Copy the lines that follow, keeping every character the same.

Record set start

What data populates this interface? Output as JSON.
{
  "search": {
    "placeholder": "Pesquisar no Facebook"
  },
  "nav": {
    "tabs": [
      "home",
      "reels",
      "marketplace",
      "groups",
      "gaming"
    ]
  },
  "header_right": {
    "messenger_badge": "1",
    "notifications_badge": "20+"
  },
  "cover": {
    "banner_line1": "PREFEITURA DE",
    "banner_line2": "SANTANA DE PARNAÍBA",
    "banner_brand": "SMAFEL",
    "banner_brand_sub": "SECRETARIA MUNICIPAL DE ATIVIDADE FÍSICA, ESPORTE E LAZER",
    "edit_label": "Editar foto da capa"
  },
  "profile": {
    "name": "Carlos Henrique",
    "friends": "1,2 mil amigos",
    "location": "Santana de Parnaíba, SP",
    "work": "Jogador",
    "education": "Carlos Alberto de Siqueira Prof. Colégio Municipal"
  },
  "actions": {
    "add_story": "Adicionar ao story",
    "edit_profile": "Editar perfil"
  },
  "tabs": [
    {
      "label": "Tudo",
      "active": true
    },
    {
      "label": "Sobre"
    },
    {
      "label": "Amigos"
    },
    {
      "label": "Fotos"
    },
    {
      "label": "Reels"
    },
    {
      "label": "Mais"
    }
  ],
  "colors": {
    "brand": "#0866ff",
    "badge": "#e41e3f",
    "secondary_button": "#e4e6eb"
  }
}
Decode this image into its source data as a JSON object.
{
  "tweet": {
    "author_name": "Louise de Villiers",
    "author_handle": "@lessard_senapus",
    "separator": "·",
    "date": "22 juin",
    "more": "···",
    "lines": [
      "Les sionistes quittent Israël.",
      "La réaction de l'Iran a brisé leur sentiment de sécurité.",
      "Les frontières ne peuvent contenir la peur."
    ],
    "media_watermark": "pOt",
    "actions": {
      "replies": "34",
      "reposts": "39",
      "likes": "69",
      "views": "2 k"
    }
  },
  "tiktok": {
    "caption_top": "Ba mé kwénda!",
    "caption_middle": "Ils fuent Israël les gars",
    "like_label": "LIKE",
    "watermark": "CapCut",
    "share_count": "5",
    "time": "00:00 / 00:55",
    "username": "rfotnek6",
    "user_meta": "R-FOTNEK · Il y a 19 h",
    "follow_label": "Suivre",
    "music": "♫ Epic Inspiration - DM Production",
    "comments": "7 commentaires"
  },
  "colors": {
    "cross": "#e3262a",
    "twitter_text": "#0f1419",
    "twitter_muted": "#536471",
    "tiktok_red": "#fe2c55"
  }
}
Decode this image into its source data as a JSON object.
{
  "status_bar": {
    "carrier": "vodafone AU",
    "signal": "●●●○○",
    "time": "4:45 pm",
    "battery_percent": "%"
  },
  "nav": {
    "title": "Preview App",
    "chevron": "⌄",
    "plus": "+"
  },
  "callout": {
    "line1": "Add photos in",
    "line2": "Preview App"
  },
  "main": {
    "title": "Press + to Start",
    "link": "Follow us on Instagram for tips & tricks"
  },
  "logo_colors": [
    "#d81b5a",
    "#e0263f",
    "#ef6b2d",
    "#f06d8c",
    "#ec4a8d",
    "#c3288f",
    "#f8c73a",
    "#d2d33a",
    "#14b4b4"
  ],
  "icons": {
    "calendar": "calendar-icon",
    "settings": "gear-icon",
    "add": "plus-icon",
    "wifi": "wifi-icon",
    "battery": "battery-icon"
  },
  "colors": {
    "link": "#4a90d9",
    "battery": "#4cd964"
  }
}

Record set end

The completed task ::
What data populates this interface? Output as JSON.
{
  "search": {
    "placeholder": "Pesquisar no Facebook"
  },
  "nav": {
    "tabs": [
      "home",
      "reels",
      "marketplace",
      "groups",
      "gaming"
    ]
  },
  "header_right": {
    "messenger_badge": "1",
    "notifications_badge": "20+"
  },
  "cover": {
    "banner_line1": "PREFEITURA DE",
    "banner_line2": "SANTANA DE PARNAÍBA",
    "banner_brand": "SMAFEL",
    "banner_brand_sub": "SECRETARIA MUNICIPAL DE ATIVIDADE FÍSICA, ESPORTE E LAZER",
    "edit_label": "Editar foto da capa"
  },
  "profile": {
    "name": "Carlos Henrique",
    "friends": "1,2 mil amigos",
    "location": "Santana de Parnaíba, SP",
    "work": "Jogador",
    "education": "Carlos Alberto de Siqueira Prof. Colégio Municipal"
  },
  "actions": {
    "add_story": "Adicionar ao story",
    "edit_profile": "Editar perfil"
  },
  "tabs": [
    {
      "label": "Tudo",
      "active": true
    },
    {
      "label": "Sobre"
    },
    {
      "label": "Amigos"
    },
    {
      "label": "Fotos"
    },
    {
      "label": "Reels"
    },
    {
      "label": "Mais"
    }
  ],
  "colors": {
    "brand": "#0866ff",
    "badge": "#e41e3f",
    "secondary_button": "#e4e6eb"
  }
}
Decode this image into its source data as a JSON object.
{
  "tweet": {
    "author_name": "Louise de Villiers",
    "author_handle": "@lessard_senapus",
    "separator": "·",
    "date": "22 juin",
    "more": "···",
    "lines": [
      "Les sionistes quittent Israël.",
      "La réaction de l'Iran a brisé leur sentiment de sécurité.",
      "Les frontières ne peuvent contenir la peur."
    ],
    "media_watermark": "pOt",
    "actions": {
      "replies": "34",
      "reposts": "39",
      "likes": "69",
      "views": "2 k"
    }
  },
  "tiktok": {
    "caption_top": "Ba mé kwénda!",
    "caption_middle": "Ils fuent Israël les gars",
    "like_label": "LIKE",
    "watermark": "CapCut",
    "share_count": "5",
    "time": "00:00 / 00:55",
    "username": "rfotnek6",
    "user_meta": "R-FOTNEK · Il y a 19 h",
    "follow_label": "Suivre",
    "music": "♫ Epic Inspiration - DM Production",
    "comments": "7 commentaires"
  },
  "colors": {
    "cross": "#e3262a",
    "twitter_text": "#0f1419",
    "twitter_muted": "#536471",
    "tiktok_red": "#fe2c55"
  }
}
Decode this image into its source data as a JSON object.
{
  "status_bar": {
    "carrier": "vodafone AU",
    "signal": "●●●○○",
    "time": "4:45 pm",
    "battery_percent": "%"
  },
  "nav": {
    "title": "Preview App",
    "chevron": "⌄",
    "plus": "+"
  },
  "callout": {
    "line1": "Add photos in",
    "line2": "Preview App"
  },
  "main": {
    "title": "Press + to Start",
    "link": "Follow us on Instagram for tips & tricks"
  },
  "logo_colors": [
    "#d81b5a",
    "#e0263f",
    "#ef6b2d",
    "#f06d8c",
    "#ec4a8d",
    "#c3288f",
    "#f8c73a",
    "#d2d33a",
    "#14b4b4"
  ],
  "icons": {
    "calendar": "calendar-icon",
    "settings": "gear-icon",
    "add": "plus-icon",
    "wifi": "wifi-icon",
    "battery": "battery-icon"
  },
  "colors": {
    "link": "#4a90d9",
    "battery": "#4cd964"
  }
}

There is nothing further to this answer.